══ Data shown ══
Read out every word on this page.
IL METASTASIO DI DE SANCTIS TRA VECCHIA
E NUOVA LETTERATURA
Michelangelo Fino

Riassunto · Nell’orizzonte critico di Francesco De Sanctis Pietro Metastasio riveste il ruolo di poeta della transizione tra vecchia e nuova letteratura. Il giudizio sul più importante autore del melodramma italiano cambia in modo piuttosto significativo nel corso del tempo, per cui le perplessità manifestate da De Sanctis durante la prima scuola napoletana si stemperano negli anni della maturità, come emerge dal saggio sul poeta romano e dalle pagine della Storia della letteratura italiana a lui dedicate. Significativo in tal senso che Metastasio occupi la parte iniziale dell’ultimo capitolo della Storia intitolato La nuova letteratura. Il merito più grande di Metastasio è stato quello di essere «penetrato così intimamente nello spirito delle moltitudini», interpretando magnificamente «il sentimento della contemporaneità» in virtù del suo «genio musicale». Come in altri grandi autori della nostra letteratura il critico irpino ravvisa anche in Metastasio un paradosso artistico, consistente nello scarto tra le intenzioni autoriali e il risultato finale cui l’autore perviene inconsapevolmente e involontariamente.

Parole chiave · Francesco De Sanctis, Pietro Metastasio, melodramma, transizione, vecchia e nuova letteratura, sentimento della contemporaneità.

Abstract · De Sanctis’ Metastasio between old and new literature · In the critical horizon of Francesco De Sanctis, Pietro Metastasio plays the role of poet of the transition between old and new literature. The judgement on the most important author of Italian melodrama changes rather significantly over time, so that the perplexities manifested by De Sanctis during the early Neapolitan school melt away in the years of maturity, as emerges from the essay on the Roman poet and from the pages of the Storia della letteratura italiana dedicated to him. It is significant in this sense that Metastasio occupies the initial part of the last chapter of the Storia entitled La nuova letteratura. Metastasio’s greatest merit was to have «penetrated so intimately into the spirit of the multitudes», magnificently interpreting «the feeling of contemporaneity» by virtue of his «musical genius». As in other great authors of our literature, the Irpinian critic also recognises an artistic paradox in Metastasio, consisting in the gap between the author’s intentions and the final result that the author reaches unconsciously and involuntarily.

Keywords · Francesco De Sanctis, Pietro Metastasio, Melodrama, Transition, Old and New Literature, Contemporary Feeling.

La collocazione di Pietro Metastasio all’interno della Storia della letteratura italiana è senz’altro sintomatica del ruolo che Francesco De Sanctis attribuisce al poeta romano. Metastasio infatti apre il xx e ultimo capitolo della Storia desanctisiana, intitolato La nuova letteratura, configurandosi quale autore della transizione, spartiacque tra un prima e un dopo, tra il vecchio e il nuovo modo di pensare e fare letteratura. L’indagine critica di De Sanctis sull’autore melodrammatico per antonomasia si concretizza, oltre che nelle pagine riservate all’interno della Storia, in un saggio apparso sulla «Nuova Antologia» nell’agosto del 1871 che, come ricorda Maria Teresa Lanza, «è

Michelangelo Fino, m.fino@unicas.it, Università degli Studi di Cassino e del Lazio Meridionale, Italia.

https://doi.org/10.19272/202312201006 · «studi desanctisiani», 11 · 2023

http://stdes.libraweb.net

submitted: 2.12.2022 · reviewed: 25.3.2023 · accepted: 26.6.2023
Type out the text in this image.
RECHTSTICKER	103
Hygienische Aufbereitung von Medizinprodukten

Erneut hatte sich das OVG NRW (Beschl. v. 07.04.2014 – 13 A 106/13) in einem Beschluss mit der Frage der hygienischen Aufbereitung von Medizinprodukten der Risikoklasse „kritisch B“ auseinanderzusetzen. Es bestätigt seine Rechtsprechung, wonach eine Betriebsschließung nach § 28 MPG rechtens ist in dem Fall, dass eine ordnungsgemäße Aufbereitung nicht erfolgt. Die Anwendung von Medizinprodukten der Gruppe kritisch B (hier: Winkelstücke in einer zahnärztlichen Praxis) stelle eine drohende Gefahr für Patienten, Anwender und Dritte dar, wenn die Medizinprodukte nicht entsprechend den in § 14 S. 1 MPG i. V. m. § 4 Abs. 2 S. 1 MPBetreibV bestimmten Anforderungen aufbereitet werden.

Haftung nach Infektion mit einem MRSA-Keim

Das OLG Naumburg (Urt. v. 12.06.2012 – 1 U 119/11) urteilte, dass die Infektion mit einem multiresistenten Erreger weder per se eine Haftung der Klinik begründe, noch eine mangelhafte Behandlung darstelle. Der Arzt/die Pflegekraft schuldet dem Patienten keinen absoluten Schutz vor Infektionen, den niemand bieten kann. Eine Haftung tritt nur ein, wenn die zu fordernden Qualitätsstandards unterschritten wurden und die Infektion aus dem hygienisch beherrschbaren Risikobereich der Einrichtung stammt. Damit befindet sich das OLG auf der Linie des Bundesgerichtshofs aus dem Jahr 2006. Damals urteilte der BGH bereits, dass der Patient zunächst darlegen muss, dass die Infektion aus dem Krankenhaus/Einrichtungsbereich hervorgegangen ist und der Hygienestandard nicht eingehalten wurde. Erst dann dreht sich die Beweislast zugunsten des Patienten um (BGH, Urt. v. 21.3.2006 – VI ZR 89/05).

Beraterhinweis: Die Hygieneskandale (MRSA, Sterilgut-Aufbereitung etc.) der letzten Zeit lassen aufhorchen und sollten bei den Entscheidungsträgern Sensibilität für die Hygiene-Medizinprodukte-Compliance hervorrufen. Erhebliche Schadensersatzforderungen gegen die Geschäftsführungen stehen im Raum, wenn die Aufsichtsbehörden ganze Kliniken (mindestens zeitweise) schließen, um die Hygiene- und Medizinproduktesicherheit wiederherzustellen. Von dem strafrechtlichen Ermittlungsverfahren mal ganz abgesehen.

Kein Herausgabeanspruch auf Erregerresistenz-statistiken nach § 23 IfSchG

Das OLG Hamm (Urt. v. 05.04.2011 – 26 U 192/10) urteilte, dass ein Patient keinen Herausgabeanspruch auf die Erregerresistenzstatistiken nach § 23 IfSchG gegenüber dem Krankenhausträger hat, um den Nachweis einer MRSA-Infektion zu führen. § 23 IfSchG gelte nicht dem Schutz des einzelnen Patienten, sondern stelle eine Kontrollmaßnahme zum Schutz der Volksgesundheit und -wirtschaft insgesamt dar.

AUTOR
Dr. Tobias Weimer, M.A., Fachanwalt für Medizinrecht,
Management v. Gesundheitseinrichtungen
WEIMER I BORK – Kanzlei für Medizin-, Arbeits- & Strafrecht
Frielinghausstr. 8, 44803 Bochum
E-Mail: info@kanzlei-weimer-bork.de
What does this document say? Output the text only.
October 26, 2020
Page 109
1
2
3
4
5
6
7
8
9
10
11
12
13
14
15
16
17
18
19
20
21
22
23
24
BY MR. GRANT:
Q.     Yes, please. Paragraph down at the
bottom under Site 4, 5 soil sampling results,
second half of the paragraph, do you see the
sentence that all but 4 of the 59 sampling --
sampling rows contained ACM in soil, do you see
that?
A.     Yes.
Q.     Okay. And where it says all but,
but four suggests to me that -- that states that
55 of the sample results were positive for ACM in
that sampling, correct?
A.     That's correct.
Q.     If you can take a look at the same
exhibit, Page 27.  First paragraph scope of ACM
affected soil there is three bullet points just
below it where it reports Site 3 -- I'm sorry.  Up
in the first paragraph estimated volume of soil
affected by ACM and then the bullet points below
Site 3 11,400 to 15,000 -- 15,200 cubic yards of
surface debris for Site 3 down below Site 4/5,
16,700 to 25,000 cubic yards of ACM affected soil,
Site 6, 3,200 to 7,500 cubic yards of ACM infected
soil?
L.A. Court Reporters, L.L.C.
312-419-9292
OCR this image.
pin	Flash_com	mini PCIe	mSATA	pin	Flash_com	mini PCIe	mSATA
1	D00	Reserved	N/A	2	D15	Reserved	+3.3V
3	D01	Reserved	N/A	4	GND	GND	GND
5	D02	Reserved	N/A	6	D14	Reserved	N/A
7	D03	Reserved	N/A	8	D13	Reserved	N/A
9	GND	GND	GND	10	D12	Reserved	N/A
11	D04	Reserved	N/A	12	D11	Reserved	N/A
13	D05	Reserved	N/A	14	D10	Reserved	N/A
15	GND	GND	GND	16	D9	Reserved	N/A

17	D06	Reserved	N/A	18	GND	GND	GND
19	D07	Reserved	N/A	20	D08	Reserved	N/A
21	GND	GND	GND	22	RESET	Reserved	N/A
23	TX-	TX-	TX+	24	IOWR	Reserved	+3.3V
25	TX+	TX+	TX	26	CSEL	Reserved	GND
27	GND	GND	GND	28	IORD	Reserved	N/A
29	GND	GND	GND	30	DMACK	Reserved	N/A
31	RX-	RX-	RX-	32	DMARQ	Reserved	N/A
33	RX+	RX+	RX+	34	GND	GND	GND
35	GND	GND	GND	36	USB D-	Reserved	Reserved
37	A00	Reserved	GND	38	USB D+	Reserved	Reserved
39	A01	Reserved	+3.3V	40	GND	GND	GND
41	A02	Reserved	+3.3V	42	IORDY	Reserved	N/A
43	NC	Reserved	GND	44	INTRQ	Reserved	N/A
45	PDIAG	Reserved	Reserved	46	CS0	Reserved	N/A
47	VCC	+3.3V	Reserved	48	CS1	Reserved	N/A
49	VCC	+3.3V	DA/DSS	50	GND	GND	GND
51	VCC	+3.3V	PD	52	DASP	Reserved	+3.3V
═══
List all lines in the material containing the string "Medizinprodukten".

__Response for this exercise__.
Hygienische Aufbereitung von Medizinprodukten
Erneut hatte sich das OVG NRW (Beschl. v. 07.04.2014 – 13 A 106/13) in einem Beschluss mit der Frage der hygienischen Aufbereitung von Medizinprodukten der Risikoklasse „kritisch B“ auseinanderzusetzen. Es bestätigt seine Rechtsprechung, wonach eine Betriebsschließung nach § 28 MPG rechtens ist in dem Fall, dass eine ordnungsgemäße Aufbereitung nicht erfolgt. Die Anwendung von Medizinprodukten der Gruppe kritisch B (hier: Winkelstücke in einer zahnärztlichen Praxis) stelle eine drohende Gefahr für Patienten, Anwender und Dritte dar, wenn die Medizinprodukte nicht entsprechend den in § 14 S. 1 MPG i. V. m. § 4 Abs. 2 S. 1 MPBetreibV bestimmten Anforderungen aufbereitet werden.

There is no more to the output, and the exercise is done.